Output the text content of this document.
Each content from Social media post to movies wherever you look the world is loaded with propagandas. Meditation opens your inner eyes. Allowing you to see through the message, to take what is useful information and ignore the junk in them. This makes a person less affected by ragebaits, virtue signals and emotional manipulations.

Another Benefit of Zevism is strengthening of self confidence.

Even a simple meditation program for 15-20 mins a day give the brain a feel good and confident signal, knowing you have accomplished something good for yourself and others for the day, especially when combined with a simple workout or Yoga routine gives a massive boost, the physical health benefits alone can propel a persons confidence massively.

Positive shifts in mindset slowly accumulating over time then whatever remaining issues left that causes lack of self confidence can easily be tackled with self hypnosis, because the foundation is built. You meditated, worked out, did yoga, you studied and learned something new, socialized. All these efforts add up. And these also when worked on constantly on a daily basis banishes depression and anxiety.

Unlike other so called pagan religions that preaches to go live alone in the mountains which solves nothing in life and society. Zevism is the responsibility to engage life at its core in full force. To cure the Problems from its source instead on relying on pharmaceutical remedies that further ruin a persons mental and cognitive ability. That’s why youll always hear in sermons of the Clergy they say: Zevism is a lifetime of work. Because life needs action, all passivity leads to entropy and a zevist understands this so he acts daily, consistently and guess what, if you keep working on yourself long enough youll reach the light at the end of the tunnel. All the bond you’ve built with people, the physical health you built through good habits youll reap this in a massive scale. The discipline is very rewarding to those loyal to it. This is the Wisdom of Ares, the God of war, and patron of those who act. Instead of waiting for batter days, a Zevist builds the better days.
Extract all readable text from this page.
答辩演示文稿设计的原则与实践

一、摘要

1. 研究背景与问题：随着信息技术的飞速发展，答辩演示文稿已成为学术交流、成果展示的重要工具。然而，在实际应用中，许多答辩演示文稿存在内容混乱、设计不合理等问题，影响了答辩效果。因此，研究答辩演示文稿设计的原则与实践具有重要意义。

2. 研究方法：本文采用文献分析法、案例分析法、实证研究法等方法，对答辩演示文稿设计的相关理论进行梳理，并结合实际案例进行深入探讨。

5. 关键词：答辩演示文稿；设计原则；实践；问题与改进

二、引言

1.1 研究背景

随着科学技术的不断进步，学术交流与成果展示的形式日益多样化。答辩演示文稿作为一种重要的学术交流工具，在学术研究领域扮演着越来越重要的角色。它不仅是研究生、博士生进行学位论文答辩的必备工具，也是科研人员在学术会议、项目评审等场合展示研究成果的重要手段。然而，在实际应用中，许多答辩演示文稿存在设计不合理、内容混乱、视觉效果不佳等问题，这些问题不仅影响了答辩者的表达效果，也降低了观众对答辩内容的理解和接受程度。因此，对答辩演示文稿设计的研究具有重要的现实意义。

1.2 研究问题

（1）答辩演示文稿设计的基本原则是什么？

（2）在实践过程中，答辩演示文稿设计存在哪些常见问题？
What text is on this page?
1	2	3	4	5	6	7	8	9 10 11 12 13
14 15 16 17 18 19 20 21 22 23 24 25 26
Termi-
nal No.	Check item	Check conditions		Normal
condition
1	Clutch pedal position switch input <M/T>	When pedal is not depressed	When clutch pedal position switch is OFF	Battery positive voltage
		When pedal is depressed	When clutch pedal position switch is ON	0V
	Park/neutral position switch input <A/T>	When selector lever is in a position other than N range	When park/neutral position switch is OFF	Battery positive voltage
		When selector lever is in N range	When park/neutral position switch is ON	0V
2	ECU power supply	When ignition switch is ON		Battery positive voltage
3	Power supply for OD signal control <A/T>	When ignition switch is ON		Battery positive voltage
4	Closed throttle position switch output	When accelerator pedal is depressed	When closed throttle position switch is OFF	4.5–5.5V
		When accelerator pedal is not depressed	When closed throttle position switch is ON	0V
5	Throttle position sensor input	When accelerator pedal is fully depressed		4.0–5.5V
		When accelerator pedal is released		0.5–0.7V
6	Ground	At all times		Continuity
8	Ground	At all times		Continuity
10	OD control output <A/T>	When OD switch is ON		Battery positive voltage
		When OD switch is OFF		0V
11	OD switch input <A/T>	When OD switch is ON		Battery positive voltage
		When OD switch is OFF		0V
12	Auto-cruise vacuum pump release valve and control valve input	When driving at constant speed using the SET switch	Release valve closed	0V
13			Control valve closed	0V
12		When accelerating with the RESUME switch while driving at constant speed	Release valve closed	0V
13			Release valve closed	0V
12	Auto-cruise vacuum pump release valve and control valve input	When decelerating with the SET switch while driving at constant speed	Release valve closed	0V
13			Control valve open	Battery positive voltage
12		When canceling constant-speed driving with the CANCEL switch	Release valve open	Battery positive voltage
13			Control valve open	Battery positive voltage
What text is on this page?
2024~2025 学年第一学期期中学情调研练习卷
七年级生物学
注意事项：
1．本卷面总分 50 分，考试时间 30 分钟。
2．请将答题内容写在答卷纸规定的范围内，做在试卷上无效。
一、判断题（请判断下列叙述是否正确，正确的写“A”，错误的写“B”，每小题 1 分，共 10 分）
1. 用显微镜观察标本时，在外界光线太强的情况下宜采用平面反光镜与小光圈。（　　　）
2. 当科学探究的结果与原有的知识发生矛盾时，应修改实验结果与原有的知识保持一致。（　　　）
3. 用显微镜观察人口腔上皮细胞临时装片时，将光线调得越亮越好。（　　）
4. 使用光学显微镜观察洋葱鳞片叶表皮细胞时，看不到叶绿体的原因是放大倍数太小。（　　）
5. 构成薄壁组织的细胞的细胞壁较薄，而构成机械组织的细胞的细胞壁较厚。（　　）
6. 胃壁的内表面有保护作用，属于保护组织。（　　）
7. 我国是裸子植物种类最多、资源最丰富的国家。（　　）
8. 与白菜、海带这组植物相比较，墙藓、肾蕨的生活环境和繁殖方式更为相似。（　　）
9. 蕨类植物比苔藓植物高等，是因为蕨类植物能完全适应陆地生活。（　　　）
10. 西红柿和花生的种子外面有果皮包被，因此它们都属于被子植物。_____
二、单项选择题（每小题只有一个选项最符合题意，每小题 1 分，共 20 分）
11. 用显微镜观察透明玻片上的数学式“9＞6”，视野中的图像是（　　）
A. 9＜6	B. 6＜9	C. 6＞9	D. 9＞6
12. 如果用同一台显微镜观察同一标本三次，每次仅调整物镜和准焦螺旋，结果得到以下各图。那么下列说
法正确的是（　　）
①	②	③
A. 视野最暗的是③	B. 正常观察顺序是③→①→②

Your instructions:
Find the lines that include the string "park", then copy each of them.

Output for this task:
	Park/neutral position switch input <A/T>	When selector lever is in a position other than N range	When park/neutral position switch is OFF	Battery positive voltage
		When selector lever is in N range	When park/neutral position switch is ON	0V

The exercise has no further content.